*** Stored data ***

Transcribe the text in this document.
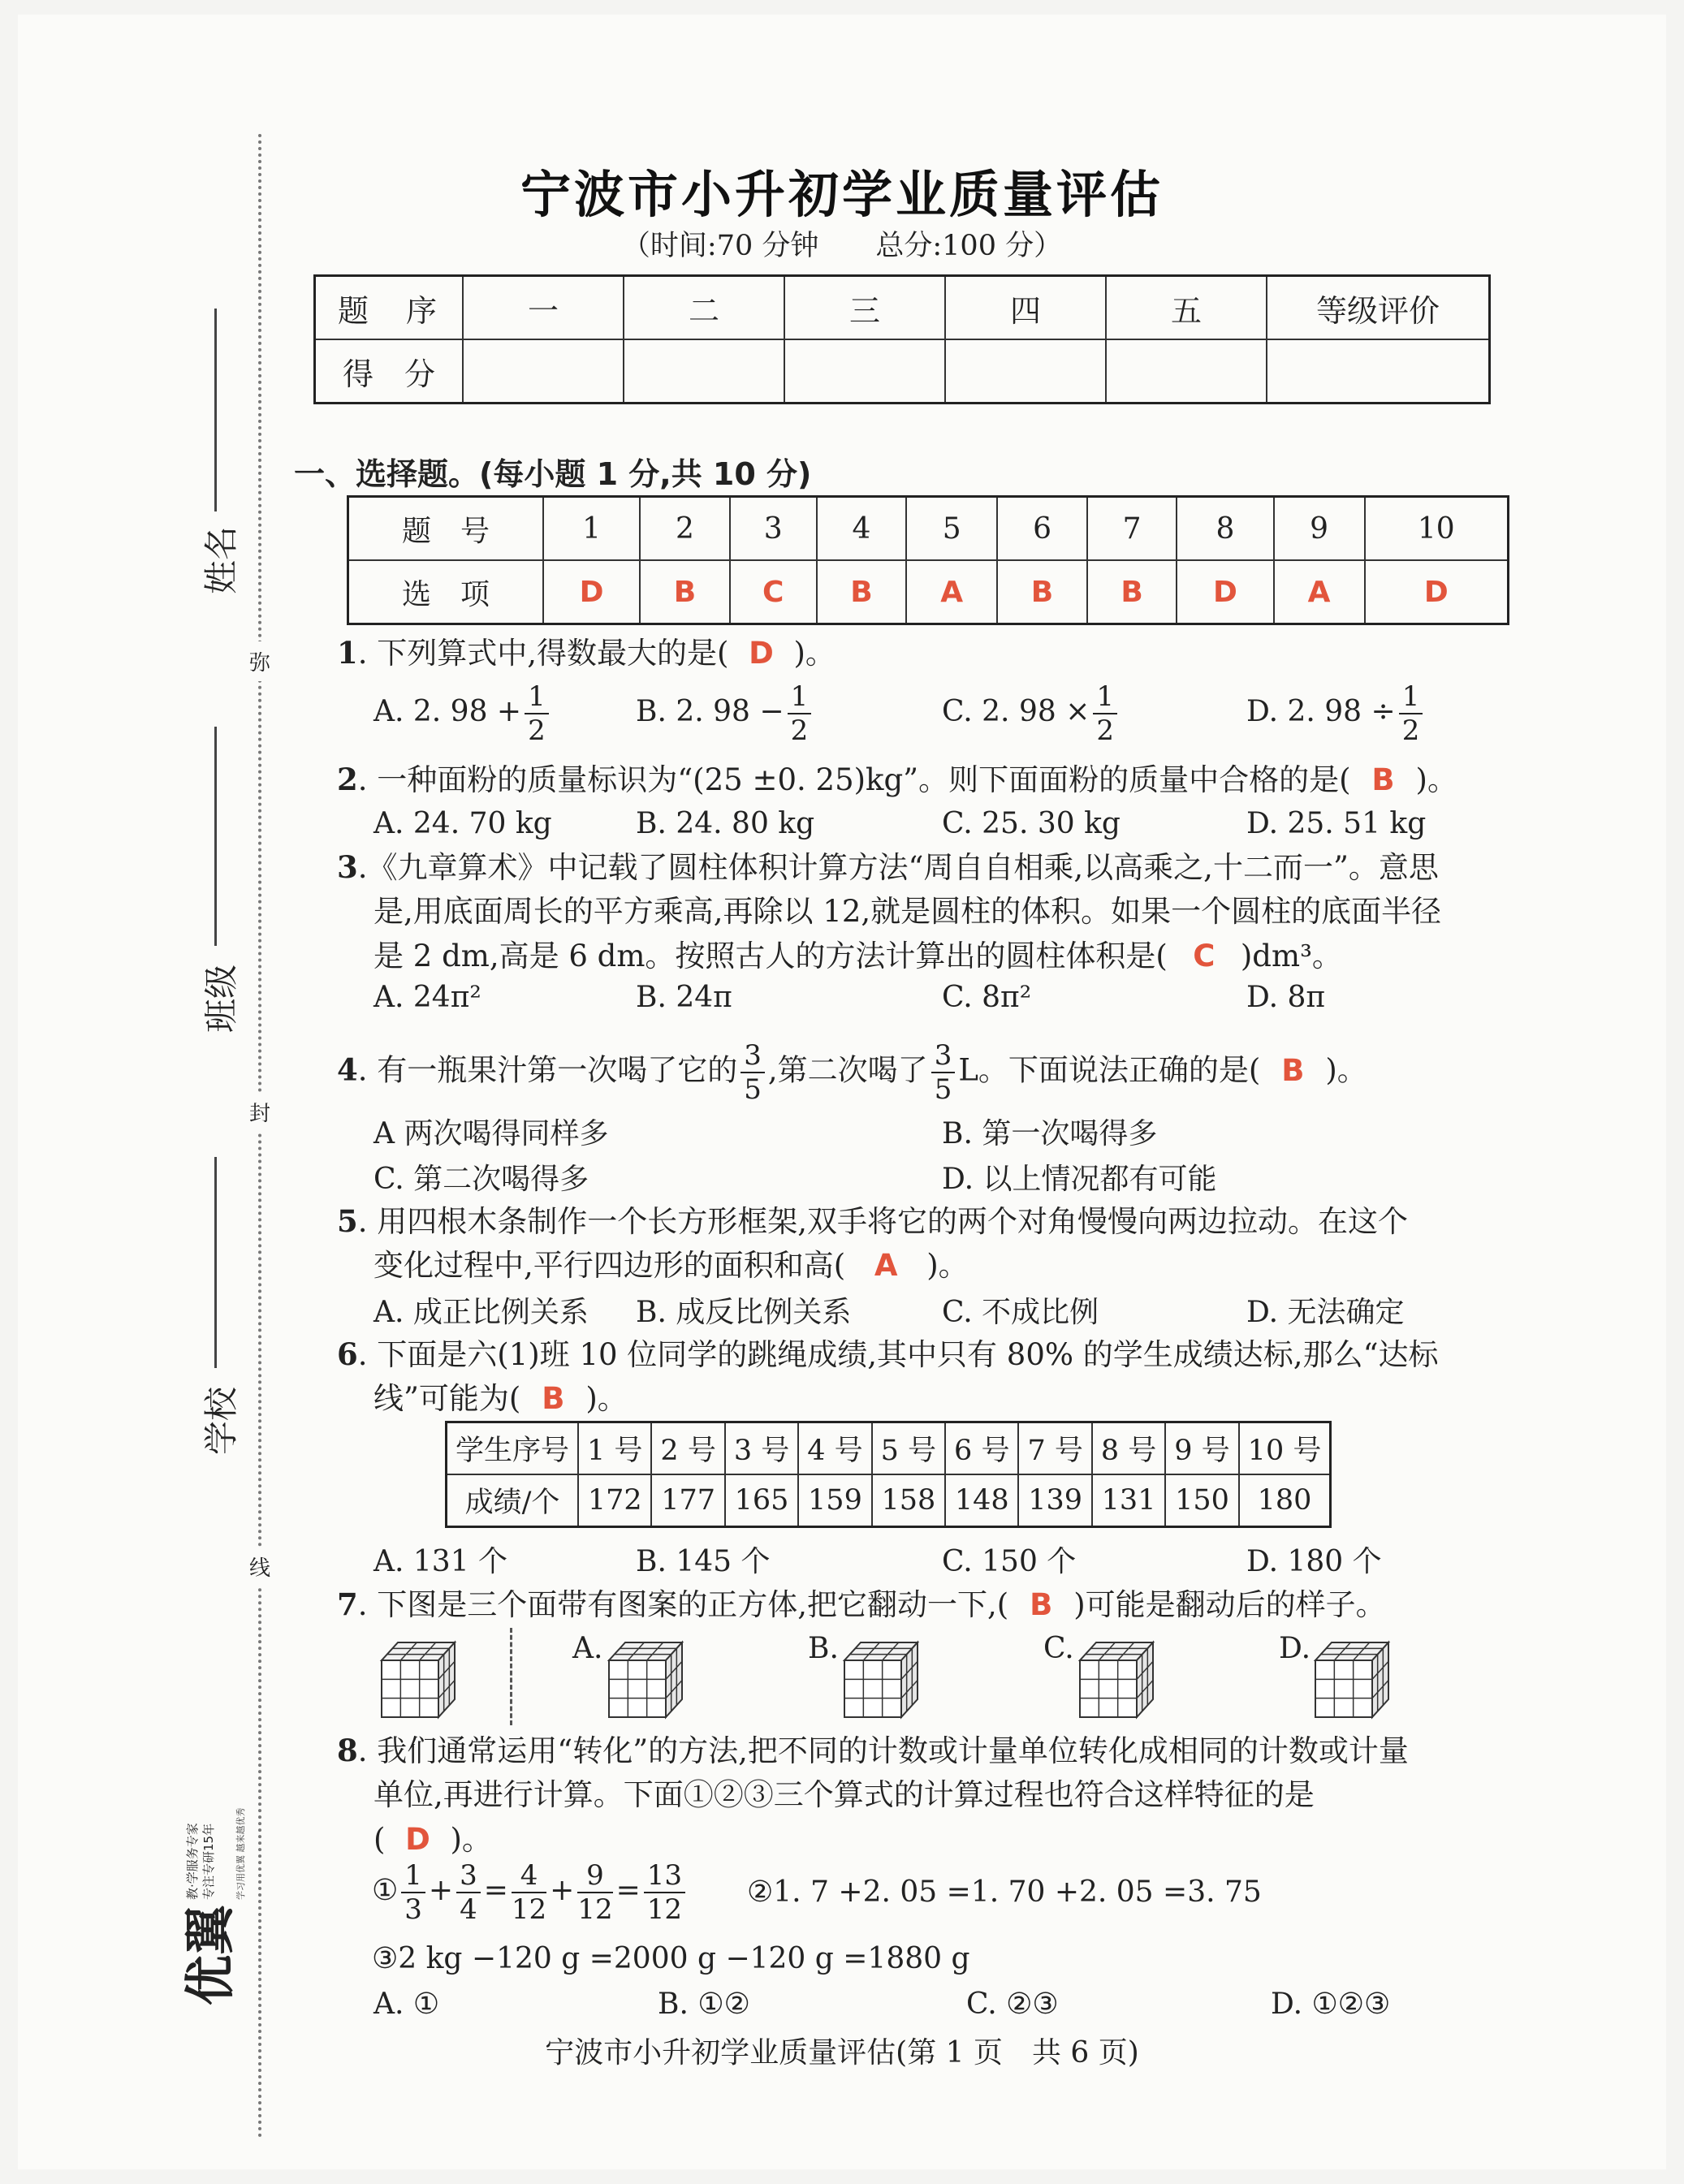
弥
封
线
姓名
班级
学校
优翼
教·学服务专家 专注专研15年 学习用优翼 越来越优秀
宁波市小升初学业质量评估
（时间:70 分钟　　总分:100 分）
题　序	一	二	三	四	五	等级评价
得　分						
一、选择题。(每小题 1 分,共 10 分)
题　号	1	2	3	4	5	6	7	8	9	10
选　项	D	B	C	B	A	B	B	D	A	D
1. 下列算式中,得数最大的是( D )。
A. 2. $98 + \frac{1}{2}$	B. 2. $98 - \frac{1}{2}$	C. 2. $98 \times \frac{1}{2}$	D. 2. $98 \div \frac{1}{2}$
2. 一种面粉的质量标识为“(25 ±0. 25)kg”。则下面面粉的质量中合格的是( B )。
A. 24. 70 kg	B. 24. 80 kg	C. 25. 30 kg	D. 25. 51 kg
3.《九章算术》中记载了圆柱体积计算方法“周自自相乘,以高乘之,十二而一”。意思
是,用底面周长的平方乘高,再除以 12,就是圆柱的体积。如果一个圆柱的底面半径
是 2 dm,高是 6 dm。按照古人的方法计算出的圆柱体积是( C )dm³。
A. 24π²	B. 24π	C. 8π²	D. 8π
4. 有一瓶果汁第一次喝了它的 $\frac{3}{5}$ ,第二次喝了 $\frac{3}{5}$ L。下面说法正确的是( B )。
A 两次喝得同样多	B. 第一次喝得多
C. 第二次喝得多	D. 以上情况都有可能
5. 用四根木条制作一个长方形框架,双手将它的两个对角慢慢向两边拉动。在这个
变化过程中,平行四边形的面积和高( A )。
A. 成正比例关系 B. 成反比例关系	C. 不成比例	D. 无法确定
6. 下面是六(1)班 10 位同学的跳绳成绩,其中只有 80% 的学生成绩达标,那么“达标
线”可能为( B )。
学生序号	1 号	2 号	3 号	4 号	5 号	6 号	7 号	8 号	9 号	10 号
成绩/个	172	177	165	159	158	148	139	131	150	180
A. 131 个	B. 145 个	C. 150 个	D. 180 个
7. 下图是三个面带有图案的正方体,把它翻动一下,( B )可能是翻动后的样子。
A.	B.	C.	D.
8. 我们通常运用“转化”的方法,把不同的计数或计量单位转化成相同的计数或计量
单位,再进行计算。下面①②③三个算式的计算过程也符合这样特征的是
( D )。
① $\frac{1}{3} + \frac{3}{4} = \frac{4}{12} + \frac{9}{12} = \frac{13}{12}$ ②1. 7 +2. 05 =1. 70 +2. 05 =3. 75
③2 kg −120 g =2000 g −120 g =1880 g
A. ①	B. ①②	C. ②③	D. ①②③
宁波市小升初学业质量评估(第 1 页　共 6 页)
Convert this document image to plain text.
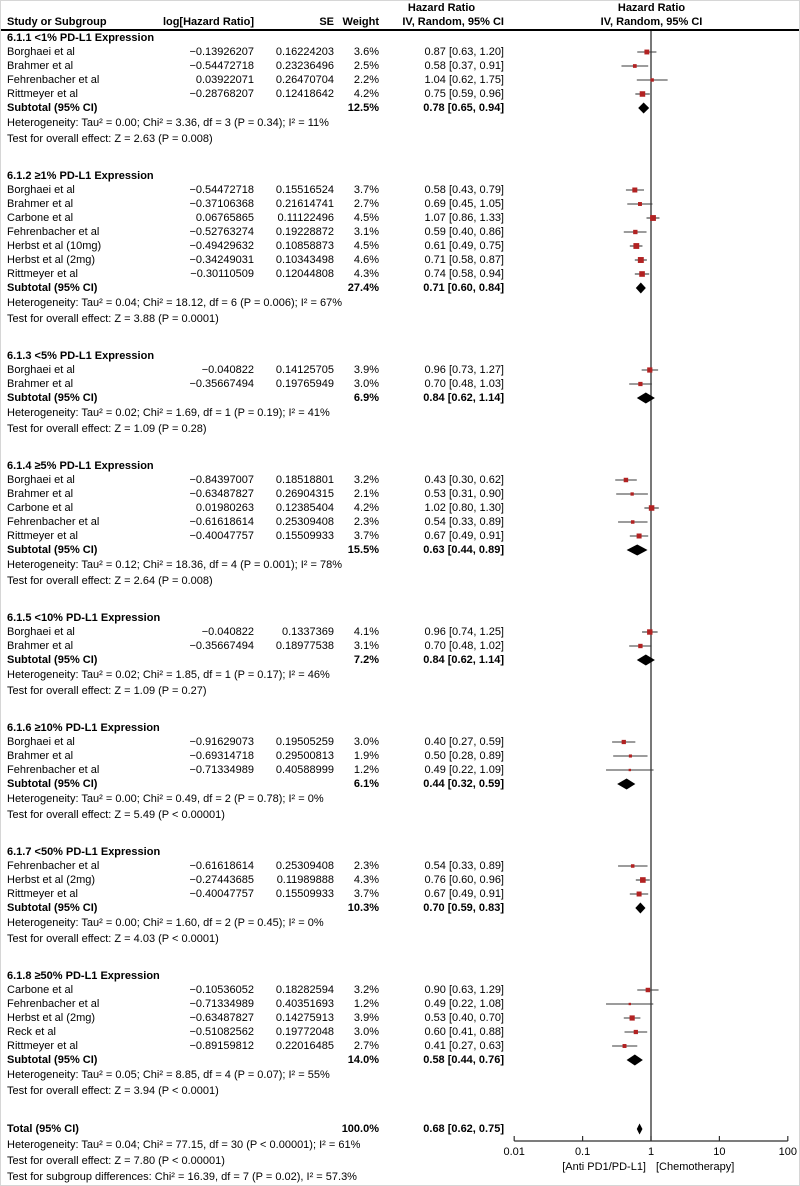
Hazard Ratio	Hazard Ratio
Study or Subgroup	log[Hazard Ratio]	SE Weight	IV, Random, 95% CI	IV, Random, 95% CI
6.1.1 <1% PD-L1 Expression
Borghaei et al	−0.13926207	0.16224203	3.6%	0.87 [0.63, 1.20]
Brahmer et al	−0.54472718	0.23236496	2.5%	0.58 [0.37, 0.91]
Fehrenbacher et al	0.03922071	0.26470704	2.2%	1.04 [0.62, 1.75]
Rittmeyer et al	−0.28768207	0.12418642	4.2%	0.75 [0.59, 0.96]
Subtotal (95% CI)	12.5%	0.78 [0.65, 0.94]
Heterogeneity: Tau² = 0.00; Chi² = 3.36, df = 3 (P = 0.34); I² = 11%
Test for overall effect: Z = 2.63 (P = 0.008)
6.1.2 ≥1% PD-L1 Expression
Borghaei et al	−0.54472718	0.15516524	3.7%	0.58 [0.43, 0.79]
Brahmer et al	−0.37106368	0.21614741	2.7%	0.69 [0.45, 1.05]
Carbone et al	0.06765865	0.11122496	4.5%	1.07 [0.86, 1.33]
Fehrenbacher et al	−0.52763274	0.19228872	3.1%	0.59 [0.40, 0.86]
Herbst et al (10mg)	−0.49429632	0.10858873	4.5%	0.61 [0.49, 0.75]
Herbst et al (2mg)	−0.34249031	0.10343498	4.6%	0.71 [0.58, 0.87]
Rittmeyer et al	−0.30110509	0.12044808	4.3%	0.74 [0.58, 0.94]
Subtotal (95% CI)	27.4%	0.71 [0.60, 0.84]
Heterogeneity: Tau² = 0.04; Chi² = 18.12, df = 6 (P = 0.006); I² = 67%
Test for overall effect: Z = 3.88 (P = 0.0001)
6.1.3 <5% PD-L1 Expression
Borghaei et al	−0.040822	0.14125705	3.9%	0.96 [0.73, 1.27]
Brahmer et al	−0.35667494	0.19765949	3.0%	0.70 [0.48, 1.03]
Subtotal (95% CI)	6.9%	0.84 [0.62, 1.14]
Heterogeneity: Tau² = 0.02; Chi² = 1.69, df = 1 (P = 0.19); I² = 41%
Test for overall effect: Z = 1.09 (P = 0.28)
6.1.4 ≥5% PD-L1 Expression
Borghaei et al	−0.84397007	0.18518801	3.2%	0.43 [0.30, 0.62]
Brahmer et al	−0.63487827	0.26904315	2.1%	0.53 [0.31, 0.90]
Carbone et al	0.01980263	0.12385404	4.2%	1.02 [0.80, 1.30]
Fehrenbacher et al	−0.61618614	0.25309408	2.3%	0.54 [0.33, 0.89]
Rittmeyer et al	−0.40047757	0.15509933	3.7%	0.67 [0.49, 0.91]
Subtotal (95% CI)	15.5%	0.63 [0.44, 0.89]
Heterogeneity: Tau² = 0.12; Chi² = 18.36, df = 4 (P = 0.001); I² = 78%
Test for overall effect: Z = 2.64 (P = 0.008)
6.1.5 <10% PD-L1 Expression
Borghaei et al	−0.040822	0.1337369	4.1%	0.96 [0.74, 1.25]
Brahmer et al	−0.35667494	0.18977538	3.1%	0.70 [0.48, 1.02]
Subtotal (95% CI)	7.2%	0.84 [0.62, 1.14]
Heterogeneity: Tau² = 0.02; Chi² = 1.85, df = 1 (P = 0.17); I² = 46%
Test for overall effect: Z = 1.09 (P = 0.27)
6.1.6 ≥10% PD-L1 Expression
Borghaei et al	−0.91629073	0.19505259	3.0%	0.40 [0.27, 0.59]
Brahmer et al	−0.69314718	0.29500813	1.9%	0.50 [0.28, 0.89]
Fehrenbacher et al	−0.71334989	0.40588999	1.2%	0.49 [0.22, 1.09]
Subtotal (95% CI)	6.1%	0.44 [0.32, 0.59]
Heterogeneity: Tau² = 0.00; Chi² = 0.49, df = 2 (P = 0.78); I² = 0%
Test for overall effect: Z = 5.49 (P < 0.00001)
6.1.7 <50% PD-L1 Expression
Fehrenbacher et al	−0.61618614	0.25309408	2.3%	0.54 [0.33, 0.89]
Herbst et al (2mg)	−0.27443685	0.11989888	4.3%	0.76 [0.60, 0.96]
Rittmeyer et al	−0.40047757	0.15509933	3.7%	0.67 [0.49, 0.91]
Subtotal (95% CI)	10.3%	0.70 [0.59, 0.83]
Heterogeneity: Tau² = 0.00; Chi² = 1.60, df = 2 (P = 0.45); I² = 0%
Test for overall effect: Z = 4.03 (P < 0.0001)
6.1.8 ≥50% PD-L1 Expression
Carbone et al	−0.10536052	0.18282594	3.2%	0.90 [0.63, 1.29]
Fehrenbacher et al	−0.71334989	0.40351693	1.2%	0.49 [0.22, 1.08]
Herbst et al (2mg)	−0.63487827	0.14275913	3.9%	0.53 [0.40, 0.70]
Reck et al	−0.51082562	0.19772048	3.0%	0.60 [0.41, 0.88]
Rittmeyer et al	−0.89159812	0.22016485	2.7%	0.41 [0.27, 0.63]
Subtotal (95% CI)	14.0%	0.58 [0.44, 0.76]
Heterogeneity: Tau² = 0.05; Chi² = 8.85, df = 4 (P = 0.07); I² = 55%
Test for overall effect: Z = 3.94 (P < 0.0001)
Total (95% CI)	100.0%	0.68 [0.62, 0.75]
Heterogeneity: Tau² = 0.04; Chi² = 77.15, df = 30 (P < 0.00001); I² = 61%
Test for overall effect: Z = 7.80 (P < 0.00001)
Test for subgroup differences: Chi² = 16.39, df = 7 (P = 0.02), I² = 57.3%
0.01	0.1	1	10	100
[Anti PD1/PD-L1] [Chemotherapy]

***

> _Set exercise_
Which lines of the material contain the string "Hazard"? List each of them.

> _Exercise answer_
Hazard Ratio	Hazard Ratio
Study or Subgroup	log[Hazard Ratio]	SE Weight	IV, Random, 95% CI	IV, Random, 95% CI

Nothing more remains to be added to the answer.